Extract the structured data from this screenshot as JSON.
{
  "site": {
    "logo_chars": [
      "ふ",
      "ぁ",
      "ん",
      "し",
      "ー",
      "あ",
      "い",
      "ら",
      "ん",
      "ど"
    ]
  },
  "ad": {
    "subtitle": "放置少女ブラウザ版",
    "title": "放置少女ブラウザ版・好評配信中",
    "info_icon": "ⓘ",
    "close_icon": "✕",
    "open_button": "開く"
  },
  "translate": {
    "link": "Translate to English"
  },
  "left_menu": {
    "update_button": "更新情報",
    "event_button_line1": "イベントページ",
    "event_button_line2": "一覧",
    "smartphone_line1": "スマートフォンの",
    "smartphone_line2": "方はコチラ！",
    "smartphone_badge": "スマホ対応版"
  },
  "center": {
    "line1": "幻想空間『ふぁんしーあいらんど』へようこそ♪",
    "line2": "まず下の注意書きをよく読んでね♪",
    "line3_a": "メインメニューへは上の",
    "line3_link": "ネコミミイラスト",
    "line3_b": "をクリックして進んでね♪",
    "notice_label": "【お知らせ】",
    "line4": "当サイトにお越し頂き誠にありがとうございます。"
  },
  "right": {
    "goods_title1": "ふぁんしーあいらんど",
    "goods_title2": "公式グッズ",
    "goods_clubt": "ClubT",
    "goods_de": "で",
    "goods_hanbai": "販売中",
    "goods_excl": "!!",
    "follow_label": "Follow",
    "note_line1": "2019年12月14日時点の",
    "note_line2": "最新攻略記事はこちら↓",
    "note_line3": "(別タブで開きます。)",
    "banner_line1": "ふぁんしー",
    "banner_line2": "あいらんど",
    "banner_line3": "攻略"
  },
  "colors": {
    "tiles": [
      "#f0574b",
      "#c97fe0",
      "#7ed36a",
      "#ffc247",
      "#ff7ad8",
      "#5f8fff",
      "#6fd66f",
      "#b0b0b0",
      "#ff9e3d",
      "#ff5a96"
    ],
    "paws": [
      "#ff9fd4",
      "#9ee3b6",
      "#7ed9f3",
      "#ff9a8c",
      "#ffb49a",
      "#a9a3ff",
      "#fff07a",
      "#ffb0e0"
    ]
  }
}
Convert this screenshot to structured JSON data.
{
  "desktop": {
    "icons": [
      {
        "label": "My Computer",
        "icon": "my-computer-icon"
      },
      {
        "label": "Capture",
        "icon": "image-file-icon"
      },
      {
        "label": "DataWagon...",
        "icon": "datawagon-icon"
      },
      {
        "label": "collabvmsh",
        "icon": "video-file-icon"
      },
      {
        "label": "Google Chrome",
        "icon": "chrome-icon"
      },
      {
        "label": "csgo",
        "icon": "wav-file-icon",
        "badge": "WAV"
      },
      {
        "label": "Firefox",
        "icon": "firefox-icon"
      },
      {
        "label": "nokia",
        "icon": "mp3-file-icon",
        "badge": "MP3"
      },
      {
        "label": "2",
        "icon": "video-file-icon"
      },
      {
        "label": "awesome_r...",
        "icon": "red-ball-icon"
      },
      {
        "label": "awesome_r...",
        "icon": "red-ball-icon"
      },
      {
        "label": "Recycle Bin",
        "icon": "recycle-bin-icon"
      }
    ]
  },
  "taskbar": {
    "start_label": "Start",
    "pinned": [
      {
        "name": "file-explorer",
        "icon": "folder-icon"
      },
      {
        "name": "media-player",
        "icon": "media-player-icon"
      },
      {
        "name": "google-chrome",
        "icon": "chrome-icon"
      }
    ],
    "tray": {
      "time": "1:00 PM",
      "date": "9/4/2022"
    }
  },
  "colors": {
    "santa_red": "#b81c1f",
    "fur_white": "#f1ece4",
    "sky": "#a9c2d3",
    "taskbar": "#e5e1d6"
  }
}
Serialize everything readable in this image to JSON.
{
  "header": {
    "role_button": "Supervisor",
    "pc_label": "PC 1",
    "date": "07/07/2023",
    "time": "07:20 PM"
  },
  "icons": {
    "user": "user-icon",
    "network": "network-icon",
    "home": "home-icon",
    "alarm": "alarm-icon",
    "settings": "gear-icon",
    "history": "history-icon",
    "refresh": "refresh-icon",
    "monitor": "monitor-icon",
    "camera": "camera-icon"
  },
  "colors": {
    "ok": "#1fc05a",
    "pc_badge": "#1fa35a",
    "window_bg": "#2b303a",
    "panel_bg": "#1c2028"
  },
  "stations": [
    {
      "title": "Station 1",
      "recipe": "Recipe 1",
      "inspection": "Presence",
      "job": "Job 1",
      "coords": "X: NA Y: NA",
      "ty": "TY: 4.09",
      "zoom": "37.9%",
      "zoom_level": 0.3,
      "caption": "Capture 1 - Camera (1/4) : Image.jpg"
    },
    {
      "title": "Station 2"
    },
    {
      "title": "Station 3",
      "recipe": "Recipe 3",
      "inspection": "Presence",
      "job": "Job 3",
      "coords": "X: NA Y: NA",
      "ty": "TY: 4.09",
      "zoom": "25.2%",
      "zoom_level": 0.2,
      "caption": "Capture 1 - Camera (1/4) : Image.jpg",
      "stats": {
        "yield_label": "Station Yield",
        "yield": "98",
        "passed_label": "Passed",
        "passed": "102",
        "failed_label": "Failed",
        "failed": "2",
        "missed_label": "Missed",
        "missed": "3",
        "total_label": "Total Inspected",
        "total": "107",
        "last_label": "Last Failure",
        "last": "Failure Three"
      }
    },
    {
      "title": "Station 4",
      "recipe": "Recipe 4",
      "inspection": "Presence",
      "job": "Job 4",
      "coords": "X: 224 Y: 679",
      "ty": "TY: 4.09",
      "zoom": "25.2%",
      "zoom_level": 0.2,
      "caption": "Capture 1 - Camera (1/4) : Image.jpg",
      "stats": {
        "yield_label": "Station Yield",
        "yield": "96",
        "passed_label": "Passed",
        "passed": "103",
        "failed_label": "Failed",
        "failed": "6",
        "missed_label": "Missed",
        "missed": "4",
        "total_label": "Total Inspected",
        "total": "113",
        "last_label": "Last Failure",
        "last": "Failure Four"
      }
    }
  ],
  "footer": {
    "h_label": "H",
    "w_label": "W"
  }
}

* **What is required**: In the records above, collect each line with "recipe".

* **Task output**:
      "recipe": "Recipe 1",
      "recipe": "Recipe 3",
      "recipe": "Recipe 4",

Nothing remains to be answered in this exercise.